• _Short exercise_
Identify every line in the records below that contains the word "weight", and copy each of those lines.

• _Supplied entries_

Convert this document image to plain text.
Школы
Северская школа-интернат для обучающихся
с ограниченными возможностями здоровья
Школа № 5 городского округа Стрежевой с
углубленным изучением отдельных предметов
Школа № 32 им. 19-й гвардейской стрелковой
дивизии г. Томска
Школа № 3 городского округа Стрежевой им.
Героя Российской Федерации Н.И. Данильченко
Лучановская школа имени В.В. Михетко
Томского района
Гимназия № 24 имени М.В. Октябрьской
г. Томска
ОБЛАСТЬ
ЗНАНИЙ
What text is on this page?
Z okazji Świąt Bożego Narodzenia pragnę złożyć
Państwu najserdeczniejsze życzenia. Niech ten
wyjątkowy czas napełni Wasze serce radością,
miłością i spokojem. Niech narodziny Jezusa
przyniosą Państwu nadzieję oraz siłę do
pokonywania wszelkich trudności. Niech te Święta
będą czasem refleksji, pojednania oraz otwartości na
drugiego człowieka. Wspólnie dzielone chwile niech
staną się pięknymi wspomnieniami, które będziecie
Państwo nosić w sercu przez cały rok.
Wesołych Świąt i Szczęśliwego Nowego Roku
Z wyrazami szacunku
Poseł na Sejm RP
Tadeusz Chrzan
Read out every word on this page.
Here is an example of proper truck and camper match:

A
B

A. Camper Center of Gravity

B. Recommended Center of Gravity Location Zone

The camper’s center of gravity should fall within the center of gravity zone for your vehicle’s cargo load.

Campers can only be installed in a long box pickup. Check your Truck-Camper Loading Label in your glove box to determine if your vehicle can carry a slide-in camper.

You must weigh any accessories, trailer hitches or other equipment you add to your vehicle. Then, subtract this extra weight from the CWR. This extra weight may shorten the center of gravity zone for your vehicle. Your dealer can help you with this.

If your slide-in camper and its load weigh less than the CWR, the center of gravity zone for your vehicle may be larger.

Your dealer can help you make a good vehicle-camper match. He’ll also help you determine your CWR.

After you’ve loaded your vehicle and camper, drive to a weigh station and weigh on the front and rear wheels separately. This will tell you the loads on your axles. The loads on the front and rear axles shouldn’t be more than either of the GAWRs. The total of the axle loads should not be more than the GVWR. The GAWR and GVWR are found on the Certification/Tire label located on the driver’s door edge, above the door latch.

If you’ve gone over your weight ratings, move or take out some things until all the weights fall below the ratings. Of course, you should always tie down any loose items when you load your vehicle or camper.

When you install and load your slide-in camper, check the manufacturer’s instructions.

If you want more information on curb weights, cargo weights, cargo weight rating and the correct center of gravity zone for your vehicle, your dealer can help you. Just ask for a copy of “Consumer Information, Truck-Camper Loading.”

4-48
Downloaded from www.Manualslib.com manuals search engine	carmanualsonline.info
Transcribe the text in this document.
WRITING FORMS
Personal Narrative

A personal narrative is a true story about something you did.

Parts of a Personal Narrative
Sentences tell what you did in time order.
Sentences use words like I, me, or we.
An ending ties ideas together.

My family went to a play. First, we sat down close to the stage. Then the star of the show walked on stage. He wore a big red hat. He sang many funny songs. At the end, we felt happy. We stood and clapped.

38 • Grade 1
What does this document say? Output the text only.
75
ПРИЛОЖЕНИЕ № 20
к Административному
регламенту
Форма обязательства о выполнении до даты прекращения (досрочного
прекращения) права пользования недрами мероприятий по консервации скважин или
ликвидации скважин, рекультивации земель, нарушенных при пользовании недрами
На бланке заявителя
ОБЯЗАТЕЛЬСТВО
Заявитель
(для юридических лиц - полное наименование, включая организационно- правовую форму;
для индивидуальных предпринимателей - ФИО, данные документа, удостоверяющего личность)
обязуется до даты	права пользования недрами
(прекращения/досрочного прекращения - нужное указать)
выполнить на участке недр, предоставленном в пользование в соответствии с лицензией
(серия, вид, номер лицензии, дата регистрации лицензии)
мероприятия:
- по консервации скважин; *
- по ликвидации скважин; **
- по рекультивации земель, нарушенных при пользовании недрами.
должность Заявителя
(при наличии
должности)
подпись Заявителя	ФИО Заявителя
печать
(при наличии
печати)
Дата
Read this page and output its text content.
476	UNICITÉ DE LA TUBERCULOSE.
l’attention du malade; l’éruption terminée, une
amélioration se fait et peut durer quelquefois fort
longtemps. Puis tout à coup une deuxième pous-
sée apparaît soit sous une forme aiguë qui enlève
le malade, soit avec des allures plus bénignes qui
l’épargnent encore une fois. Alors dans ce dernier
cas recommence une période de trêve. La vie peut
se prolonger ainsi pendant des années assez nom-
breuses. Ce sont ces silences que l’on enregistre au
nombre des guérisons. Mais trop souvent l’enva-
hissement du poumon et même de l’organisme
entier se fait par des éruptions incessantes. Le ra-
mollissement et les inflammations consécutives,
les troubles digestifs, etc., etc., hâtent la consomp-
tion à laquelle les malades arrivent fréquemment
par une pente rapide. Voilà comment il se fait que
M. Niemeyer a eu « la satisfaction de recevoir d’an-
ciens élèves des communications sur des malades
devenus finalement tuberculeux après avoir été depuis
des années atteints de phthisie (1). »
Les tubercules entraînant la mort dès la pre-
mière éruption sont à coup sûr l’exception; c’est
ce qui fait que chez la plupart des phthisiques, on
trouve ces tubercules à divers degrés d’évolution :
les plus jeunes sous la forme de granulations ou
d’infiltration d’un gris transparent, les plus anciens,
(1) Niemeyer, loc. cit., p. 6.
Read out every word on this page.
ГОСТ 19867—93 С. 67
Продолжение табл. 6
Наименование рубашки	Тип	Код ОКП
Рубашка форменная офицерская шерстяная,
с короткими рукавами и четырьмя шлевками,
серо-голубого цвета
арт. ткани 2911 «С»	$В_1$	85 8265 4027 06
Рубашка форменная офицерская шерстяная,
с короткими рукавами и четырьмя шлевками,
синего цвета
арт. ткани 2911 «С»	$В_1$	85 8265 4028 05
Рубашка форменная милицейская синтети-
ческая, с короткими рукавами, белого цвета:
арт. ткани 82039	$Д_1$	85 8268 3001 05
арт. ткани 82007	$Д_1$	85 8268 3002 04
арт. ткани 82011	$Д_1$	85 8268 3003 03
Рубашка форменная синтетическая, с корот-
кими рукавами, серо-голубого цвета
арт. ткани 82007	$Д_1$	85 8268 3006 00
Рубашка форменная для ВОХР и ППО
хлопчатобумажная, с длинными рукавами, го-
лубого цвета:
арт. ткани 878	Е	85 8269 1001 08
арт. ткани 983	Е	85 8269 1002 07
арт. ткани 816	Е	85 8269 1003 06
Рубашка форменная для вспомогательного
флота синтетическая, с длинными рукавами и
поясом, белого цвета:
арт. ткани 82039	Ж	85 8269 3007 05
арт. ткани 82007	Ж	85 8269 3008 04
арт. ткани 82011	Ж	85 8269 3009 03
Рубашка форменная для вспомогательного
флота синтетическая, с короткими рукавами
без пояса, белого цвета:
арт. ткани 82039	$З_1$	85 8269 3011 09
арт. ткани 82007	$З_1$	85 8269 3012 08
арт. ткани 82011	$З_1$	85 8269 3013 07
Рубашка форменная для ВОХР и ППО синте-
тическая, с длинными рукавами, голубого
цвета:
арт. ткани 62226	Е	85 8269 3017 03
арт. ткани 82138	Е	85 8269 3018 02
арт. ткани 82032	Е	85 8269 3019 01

• _The output_
You must weigh any accessories, trailer hitches or other equipment you add to your vehicle. Then, subtract this extra weight from the CWR. This extra weight may shorten the center of gravity zone for your vehicle. Your dealer can help you with this.
If you’ve gone over your weight ratings, move or take out some things until all the weights fall below the ratings. Of course, you should always tie down any loose items when you load your vehicle or camper.
If you want more information on curb weights, cargo weights, cargo weight rating and the correct center of gravity zone for your vehicle, your dealer can help you. Just ask for a copy of “Consumer Information, Truck-Camper Loading.”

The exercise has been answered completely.